* Exercise description *
Copy word for word the items below, starting at the line that has "Patent image size: (1353, 1032)." and stopping after the line that has "The second magnetic".

* Supplied data *
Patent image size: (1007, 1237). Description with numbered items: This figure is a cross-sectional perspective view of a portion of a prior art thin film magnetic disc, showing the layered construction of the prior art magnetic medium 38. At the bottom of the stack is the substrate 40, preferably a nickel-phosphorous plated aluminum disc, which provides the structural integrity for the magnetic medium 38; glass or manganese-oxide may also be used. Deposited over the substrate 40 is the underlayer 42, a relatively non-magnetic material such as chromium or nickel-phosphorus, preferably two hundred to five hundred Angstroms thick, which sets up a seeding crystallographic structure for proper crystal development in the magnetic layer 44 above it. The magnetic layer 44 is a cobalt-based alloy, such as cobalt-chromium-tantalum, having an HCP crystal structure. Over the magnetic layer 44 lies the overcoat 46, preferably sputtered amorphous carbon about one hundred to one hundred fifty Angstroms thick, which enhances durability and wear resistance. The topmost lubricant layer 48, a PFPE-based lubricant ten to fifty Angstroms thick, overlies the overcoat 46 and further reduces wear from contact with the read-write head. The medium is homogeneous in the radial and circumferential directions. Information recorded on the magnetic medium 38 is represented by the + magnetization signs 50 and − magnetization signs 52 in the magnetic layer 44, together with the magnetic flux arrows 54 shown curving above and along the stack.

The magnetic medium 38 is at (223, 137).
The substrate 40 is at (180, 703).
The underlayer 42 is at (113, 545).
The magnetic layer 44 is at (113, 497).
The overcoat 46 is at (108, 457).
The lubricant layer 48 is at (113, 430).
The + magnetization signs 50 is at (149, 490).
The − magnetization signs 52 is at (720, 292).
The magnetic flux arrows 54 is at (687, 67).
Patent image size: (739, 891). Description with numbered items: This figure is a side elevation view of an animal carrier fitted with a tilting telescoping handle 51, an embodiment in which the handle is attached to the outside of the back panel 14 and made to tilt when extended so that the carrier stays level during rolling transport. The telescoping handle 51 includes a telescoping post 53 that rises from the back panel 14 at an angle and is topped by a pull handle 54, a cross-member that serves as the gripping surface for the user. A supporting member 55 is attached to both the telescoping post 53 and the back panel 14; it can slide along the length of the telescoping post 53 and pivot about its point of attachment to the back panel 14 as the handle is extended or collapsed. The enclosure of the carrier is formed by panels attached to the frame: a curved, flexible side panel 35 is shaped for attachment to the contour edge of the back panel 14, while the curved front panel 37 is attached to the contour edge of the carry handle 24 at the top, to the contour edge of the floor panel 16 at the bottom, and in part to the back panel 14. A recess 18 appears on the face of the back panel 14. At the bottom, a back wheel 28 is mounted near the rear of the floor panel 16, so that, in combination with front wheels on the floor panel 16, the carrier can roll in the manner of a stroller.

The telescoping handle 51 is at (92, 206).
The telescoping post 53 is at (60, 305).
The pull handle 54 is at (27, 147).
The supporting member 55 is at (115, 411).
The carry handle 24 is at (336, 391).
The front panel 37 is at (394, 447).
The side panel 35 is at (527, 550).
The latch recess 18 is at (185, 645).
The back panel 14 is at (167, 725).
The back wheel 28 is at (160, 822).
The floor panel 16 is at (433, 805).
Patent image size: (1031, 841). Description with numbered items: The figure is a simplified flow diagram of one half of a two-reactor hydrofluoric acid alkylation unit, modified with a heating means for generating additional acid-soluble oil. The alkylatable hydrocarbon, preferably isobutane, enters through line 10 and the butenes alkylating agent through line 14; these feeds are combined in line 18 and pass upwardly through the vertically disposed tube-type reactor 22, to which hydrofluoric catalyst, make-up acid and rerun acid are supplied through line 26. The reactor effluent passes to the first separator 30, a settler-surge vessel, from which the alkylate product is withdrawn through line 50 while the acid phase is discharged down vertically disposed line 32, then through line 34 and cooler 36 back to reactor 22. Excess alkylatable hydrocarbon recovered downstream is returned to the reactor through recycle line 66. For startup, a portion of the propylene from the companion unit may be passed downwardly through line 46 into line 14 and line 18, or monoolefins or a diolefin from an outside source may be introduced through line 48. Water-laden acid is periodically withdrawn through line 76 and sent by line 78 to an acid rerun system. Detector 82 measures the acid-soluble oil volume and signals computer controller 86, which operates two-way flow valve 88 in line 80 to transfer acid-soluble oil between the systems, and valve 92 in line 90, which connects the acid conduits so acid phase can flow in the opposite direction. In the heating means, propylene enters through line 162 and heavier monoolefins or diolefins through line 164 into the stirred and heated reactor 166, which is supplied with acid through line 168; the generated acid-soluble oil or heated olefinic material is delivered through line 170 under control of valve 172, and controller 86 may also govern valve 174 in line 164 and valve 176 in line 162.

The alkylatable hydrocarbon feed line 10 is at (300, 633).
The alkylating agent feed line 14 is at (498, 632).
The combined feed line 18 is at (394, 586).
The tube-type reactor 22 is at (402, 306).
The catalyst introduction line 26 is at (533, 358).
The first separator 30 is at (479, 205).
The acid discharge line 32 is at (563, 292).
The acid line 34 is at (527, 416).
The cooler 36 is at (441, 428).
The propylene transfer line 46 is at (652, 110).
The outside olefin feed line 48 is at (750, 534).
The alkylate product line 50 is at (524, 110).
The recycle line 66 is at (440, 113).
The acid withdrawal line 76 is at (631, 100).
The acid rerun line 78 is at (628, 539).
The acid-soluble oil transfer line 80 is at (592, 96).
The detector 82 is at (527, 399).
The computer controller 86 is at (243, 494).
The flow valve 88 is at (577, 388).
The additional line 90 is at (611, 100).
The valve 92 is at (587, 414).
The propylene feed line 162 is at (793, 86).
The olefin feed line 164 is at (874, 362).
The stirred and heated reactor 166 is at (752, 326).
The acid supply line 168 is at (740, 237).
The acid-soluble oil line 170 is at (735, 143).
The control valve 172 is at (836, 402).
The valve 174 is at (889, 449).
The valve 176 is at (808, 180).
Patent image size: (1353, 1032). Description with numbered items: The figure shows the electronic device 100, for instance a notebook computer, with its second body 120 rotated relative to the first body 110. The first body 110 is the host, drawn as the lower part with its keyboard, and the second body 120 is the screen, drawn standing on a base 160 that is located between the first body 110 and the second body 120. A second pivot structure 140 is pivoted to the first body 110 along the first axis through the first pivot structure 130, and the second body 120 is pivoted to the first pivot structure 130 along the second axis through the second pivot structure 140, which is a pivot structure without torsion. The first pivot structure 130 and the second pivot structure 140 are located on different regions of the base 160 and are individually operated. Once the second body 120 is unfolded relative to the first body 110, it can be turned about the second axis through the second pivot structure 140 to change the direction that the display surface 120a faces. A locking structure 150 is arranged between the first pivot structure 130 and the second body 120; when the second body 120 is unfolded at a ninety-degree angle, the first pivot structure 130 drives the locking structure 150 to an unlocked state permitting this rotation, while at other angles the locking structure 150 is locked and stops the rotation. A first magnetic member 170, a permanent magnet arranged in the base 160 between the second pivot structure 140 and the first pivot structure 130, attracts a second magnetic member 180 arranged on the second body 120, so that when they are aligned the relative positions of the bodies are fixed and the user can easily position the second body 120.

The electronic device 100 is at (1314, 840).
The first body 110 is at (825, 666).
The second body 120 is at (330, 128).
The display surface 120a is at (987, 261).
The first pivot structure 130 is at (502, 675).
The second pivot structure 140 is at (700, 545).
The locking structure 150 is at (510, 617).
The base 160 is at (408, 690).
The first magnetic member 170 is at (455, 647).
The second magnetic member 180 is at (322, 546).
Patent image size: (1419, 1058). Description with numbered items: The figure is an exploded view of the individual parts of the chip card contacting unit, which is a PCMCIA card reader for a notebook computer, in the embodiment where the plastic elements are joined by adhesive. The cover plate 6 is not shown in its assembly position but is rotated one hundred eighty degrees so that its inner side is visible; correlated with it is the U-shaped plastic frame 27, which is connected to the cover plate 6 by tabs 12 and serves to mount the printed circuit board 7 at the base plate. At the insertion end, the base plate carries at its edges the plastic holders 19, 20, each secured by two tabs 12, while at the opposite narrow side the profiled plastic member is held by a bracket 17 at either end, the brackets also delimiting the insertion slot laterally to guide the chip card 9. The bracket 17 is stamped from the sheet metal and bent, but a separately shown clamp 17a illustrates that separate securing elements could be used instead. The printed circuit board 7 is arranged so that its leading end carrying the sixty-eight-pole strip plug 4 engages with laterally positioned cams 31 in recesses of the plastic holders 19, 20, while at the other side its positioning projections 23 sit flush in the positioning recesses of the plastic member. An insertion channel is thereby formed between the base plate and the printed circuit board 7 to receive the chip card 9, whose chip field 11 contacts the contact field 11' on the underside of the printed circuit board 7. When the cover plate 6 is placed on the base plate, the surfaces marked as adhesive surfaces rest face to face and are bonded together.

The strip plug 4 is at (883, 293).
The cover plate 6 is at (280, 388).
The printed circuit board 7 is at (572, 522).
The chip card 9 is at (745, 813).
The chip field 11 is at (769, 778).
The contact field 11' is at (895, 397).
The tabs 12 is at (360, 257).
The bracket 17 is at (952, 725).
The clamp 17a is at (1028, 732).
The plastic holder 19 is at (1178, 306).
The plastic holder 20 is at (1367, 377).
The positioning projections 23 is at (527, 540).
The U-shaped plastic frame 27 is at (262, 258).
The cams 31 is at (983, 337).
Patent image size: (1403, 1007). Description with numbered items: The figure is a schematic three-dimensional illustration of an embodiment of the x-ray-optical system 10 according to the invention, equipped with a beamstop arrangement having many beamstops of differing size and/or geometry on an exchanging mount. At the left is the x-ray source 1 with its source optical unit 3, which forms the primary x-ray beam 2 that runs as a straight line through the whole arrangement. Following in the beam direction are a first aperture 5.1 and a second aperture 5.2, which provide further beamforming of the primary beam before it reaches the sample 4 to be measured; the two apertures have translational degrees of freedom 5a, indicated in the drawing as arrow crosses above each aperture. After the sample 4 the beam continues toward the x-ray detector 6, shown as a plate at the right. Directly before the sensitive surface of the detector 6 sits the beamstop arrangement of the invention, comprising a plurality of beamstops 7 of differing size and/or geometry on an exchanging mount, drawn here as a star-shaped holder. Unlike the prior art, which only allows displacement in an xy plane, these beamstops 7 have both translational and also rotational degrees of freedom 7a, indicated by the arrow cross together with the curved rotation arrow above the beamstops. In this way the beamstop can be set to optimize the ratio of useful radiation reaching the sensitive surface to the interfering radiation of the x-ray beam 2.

* Exercise response *
Patent image size: (1353, 1032). Description with numbered items: The figure shows the electronic device 100, for instance a notebook computer, with its second body 120 rotated relative to the first body 110. The first body 110 is the host, drawn as the lower part with its keyboard, and the second body 120 is the screen, drawn standing on a base 160 that is located between the first body 110 and the second body 120. A second pivot structure 140 is pivoted to the first body 110 along the first axis through the first pivot structure 130, and the second body 120 is pivoted to the first pivot structure 130 along the second axis through the second pivot structure 140, which is a pivot structure without torsion. The first pivot structure 130 and the second pivot structure 140 are located on different regions of the base 160 and are individually operated. Once the second body 120 is unfolded relative to the first body 110, it can be turned about the second axis through the second pivot structure 140 to change the direction that the display surface 120a faces. A locking structure 150 is arranged between the first pivot structure 130 and the second body 120; when the second body 120 is unfolded at a ninety-degree angle, the first pivot structure 130 drives the locking structure 150 to an unlocked state permitting this rotation, while at other angles the locking structure 150 is locked and stops the rotation. A first magnetic member 170, a permanent magnet arranged in the base 160 between the second pivot structure 140 and the first pivot structure 130, attracts a second magnetic member 180 arranged on the second body 120, so that when they are aligned the relative positions of the bodies are fixed and the user can easily position the second body 120.

The electronic device 100 is at (1314, 840).
The first body 110 is at (825, 666).
The second body 120 is at (330, 128).
The display surface 120a is at (987, 261).
The first pivot structure 130 is at (502, 675).
The second pivot structure 140 is at (700, 545).
The locking structure 150 is at (510, 617).
The base 160 is at (408, 690).
The first magnetic member 170 is at (455, 647).
The second magnetic member 180 is at (322, 546).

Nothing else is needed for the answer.